-- Available data start --
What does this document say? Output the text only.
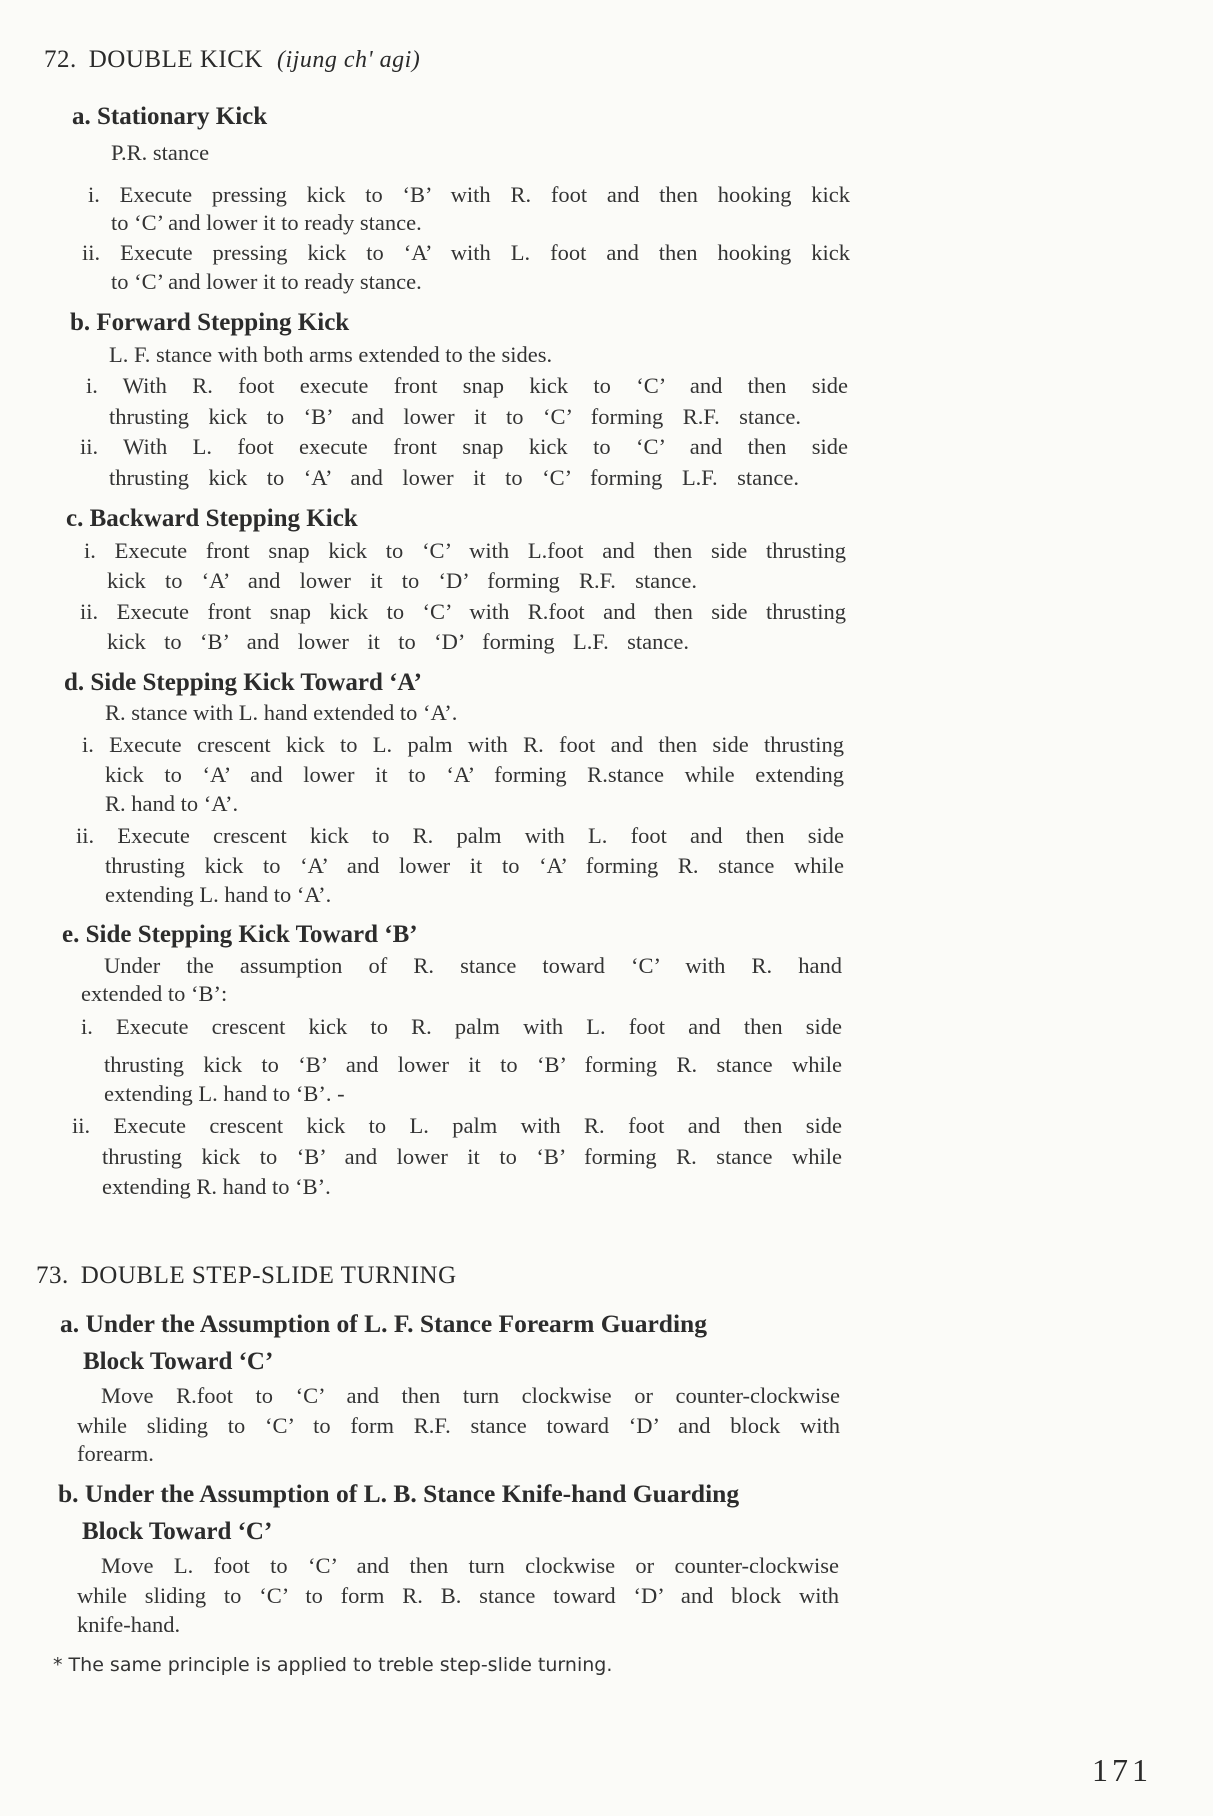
72. DOUBLE KICK (ijung ch' agi)
a. Stationary Kick
P.R. stance
i. Execute pressing kick to ‘B’ with R. foot and then hooking kick
to ‘C’ and lower it to ready stance.
ii. Execute pressing kick to ‘A’ with L. foot and then hooking kick
to ‘C’ and lower it to ready stance.
b. Forward Stepping Kick
L. F. stance with both arms extended to the sides.
i. With R. foot execute front snap kick to ‘C’ and then side
thrusting kick to ‘B’ and lower it to ‘C’ forming R.F. stance.
ii. With L. foot execute front snap kick to ‘C’ and then side
thrusting kick to ‘A’ and lower it to ‘C’ forming L.F. stance.
c. Backward Stepping Kick
i. Execute front snap kick to ‘C’ with L.foot and then side thrusting
kick to ‘A’ and lower it to ‘D’ forming R.F. stance.
ii. Execute front snap kick to ‘C’ with R.foot and then side thrusting
kick to ‘B’ and lower it to ‘D’ forming L.F. stance.
d. Side Stepping Kick Toward ‘A’
R. stance with L. hand extended to ‘A’.
i. Execute crescent kick to L. palm with R. foot and then side thrusting
kick to ‘A’ and lower it to ‘A’ forming R.stance while extending
R. hand to ‘A’.
ii. Execute crescent kick to R. palm with L. foot and then side
thrusting kick to ‘A’ and lower it to ‘A’ forming R. stance while
extending L. hand to ‘A’.
e. Side Stepping Kick Toward ‘B’
Under the assumption of R. stance toward ‘C’ with R. hand
extended to ‘B’:
i. Execute crescent kick to R. palm with L. foot and then side
thrusting kick to ‘B’ and lower it to ‘B’ forming R. stance while
extending L. hand to ‘B’. -
ii. Execute crescent kick to L. palm with R. foot and then side
thrusting kick to ‘B’ and lower it to ‘B’ forming R. stance while
extending R. hand to ‘B’.
73. DOUBLE STEP-SLIDE TURNING
a. Under the Assumption of L. F. Stance Forearm Guarding
Block Toward ‘C’
Move R.foot to ‘C’ and then turn clockwise or counter-clockwise
while sliding to ‘C’ to form R.F. stance toward ‘D’ and block with
forearm.
b. Under the Assumption of L. B. Stance Knife-hand Guarding
Block Toward ‘C’
Move L. foot to ‘C’ and then turn clockwise or counter-clockwise
while sliding to ‘C’ to form R. B. stance toward ‘D’ and block with
knife-hand.
* The same principle is applied to treble step-slide turning.
171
-- Available data end --
Reproduce the data verbatim. Do not carry any picture into the copy.

What does this document say? Output the text only.
72. DOUBLE KICK (ijung ch' agi)
a. Stationary Kick
P.R. stance
i. Execute pressing kick to ‘B’ with R. foot and then hooking kick
to ‘C’ and lower it to ready stance.
ii. Execute pressing kick to ‘A’ with L. foot and then hooking kick
to ‘C’ and lower it to ready stance.
b. Forward Stepping Kick
L. F. stance with both arms extended to the sides.
i. With R. foot execute front snap kick to ‘C’ and then side
thrusting kick to ‘B’ and lower it to ‘C’ forming R.F. stance.
ii. With L. foot execute front snap kick to ‘C’ and then side
thrusting kick to ‘A’ and lower it to ‘C’ forming L.F. stance.
c. Backward Stepping Kick
i. Execute front snap kick to ‘C’ with L.foot and then side thrusting
kick to ‘A’ and lower it to ‘D’ forming R.F. stance.
ii. Execute front snap kick to ‘C’ with R.foot and then side thrusting
kick to ‘B’ and lower it to ‘D’ forming L.F. stance.
d. Side Stepping Kick Toward ‘A’
R. stance with L. hand extended to ‘A’.
i. Execute crescent kick to L. palm with R. foot and then side thrusting
kick to ‘A’ and lower it to ‘A’ forming R.stance while extending
R. hand to ‘A’.
ii. Execute crescent kick to R. palm with L. foot and then side
thrusting kick to ‘A’ and lower it to ‘A’ forming R. stance while
extending L. hand to ‘A’.
e. Side Stepping Kick Toward ‘B’
Under the assumption of R. stance toward ‘C’ with R. hand
extended to ‘B’:
i. Execute crescent kick to R. palm with L. foot and then side
thrusting kick to ‘B’ and lower it to ‘B’ forming R. stance while
extending L. hand to ‘B’. -
ii. Execute crescent kick to L. palm with R. foot and then side
thrusting kick to ‘B’ and lower it to ‘B’ forming R. stance while
extending R. hand to ‘B’.
73. DOUBLE STEP-SLIDE TURNING
a. Under the Assumption of L. F. Stance Forearm Guarding
Block Toward ‘C’
Move R.foot to ‘C’ and then turn clockwise or counter-clockwise
while sliding to ‘C’ to form R.F. stance toward ‘D’ and block with
forearm.
b. Under the Assumption of L. B. Stance Knife-hand Guarding
Block Toward ‘C’
Move L. foot to ‘C’ and then turn clockwise or counter-clockwise
while sliding to ‘C’ to form R. B. stance toward ‘D’ and block with
knife-hand.
* The same principle is applied to treble step-slide turning.
171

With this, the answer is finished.